→ Exercise brief
In the listing below, find the line containing "Output the text content of this document.". Write out that line and every line after it to the end, exactly and only those.
■ ■ ■ ■ ■
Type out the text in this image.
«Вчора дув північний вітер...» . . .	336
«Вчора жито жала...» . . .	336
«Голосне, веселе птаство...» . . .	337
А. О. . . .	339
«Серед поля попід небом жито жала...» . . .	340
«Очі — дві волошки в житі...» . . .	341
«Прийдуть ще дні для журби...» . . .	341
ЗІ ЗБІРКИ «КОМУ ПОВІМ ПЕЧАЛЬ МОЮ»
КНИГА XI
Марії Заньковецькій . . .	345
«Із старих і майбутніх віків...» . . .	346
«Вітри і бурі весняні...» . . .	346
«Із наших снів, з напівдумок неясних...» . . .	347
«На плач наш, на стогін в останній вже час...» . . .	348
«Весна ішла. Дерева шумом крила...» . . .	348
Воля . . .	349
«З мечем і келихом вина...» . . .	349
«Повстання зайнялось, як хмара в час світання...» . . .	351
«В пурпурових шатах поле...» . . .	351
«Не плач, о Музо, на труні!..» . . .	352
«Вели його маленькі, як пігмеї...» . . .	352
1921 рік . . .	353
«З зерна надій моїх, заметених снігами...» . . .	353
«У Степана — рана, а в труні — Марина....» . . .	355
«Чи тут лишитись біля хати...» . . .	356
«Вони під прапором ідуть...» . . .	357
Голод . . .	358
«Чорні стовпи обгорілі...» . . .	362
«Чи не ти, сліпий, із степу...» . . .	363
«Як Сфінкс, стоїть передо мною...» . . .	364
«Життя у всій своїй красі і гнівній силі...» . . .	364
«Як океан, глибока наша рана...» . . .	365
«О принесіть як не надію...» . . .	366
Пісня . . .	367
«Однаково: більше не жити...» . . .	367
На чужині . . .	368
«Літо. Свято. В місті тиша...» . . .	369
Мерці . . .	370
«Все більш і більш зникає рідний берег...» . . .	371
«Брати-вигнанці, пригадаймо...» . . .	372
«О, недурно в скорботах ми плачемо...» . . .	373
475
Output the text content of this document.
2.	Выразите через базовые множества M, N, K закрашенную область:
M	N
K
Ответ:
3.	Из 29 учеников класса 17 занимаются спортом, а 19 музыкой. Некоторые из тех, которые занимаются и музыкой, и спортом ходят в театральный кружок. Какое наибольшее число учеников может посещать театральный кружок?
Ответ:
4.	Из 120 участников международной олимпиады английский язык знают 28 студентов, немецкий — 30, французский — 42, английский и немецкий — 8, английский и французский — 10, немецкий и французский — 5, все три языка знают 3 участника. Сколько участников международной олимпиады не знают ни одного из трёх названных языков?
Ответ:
■ ■ ■ ■ ■
→ Solution to the problem
Output the text content of this document.
2.	Выразите через базовые множества M, N, K закрашенную область:
M	N
K
Ответ:
3.	Из 29 учеников класса 17 занимаются спортом, а 19 музыкой. Некоторые из тех, которые занимаются и музыкой, и спортом ходят в театральный кружок. Какое наибольшее число учеников может посещать театральный кружок?
Ответ:
4.	Из 120 участников международной олимпиады английский язык знают 28 студентов, немецкий — 30, французский — 42, английский и немецкий — 8, английский и французский — 10, немецкий и французский — 5, все три языка знают 3 участника. Сколько участников международной олимпиады не знают ни одного из трёх названных языков?
Ответ:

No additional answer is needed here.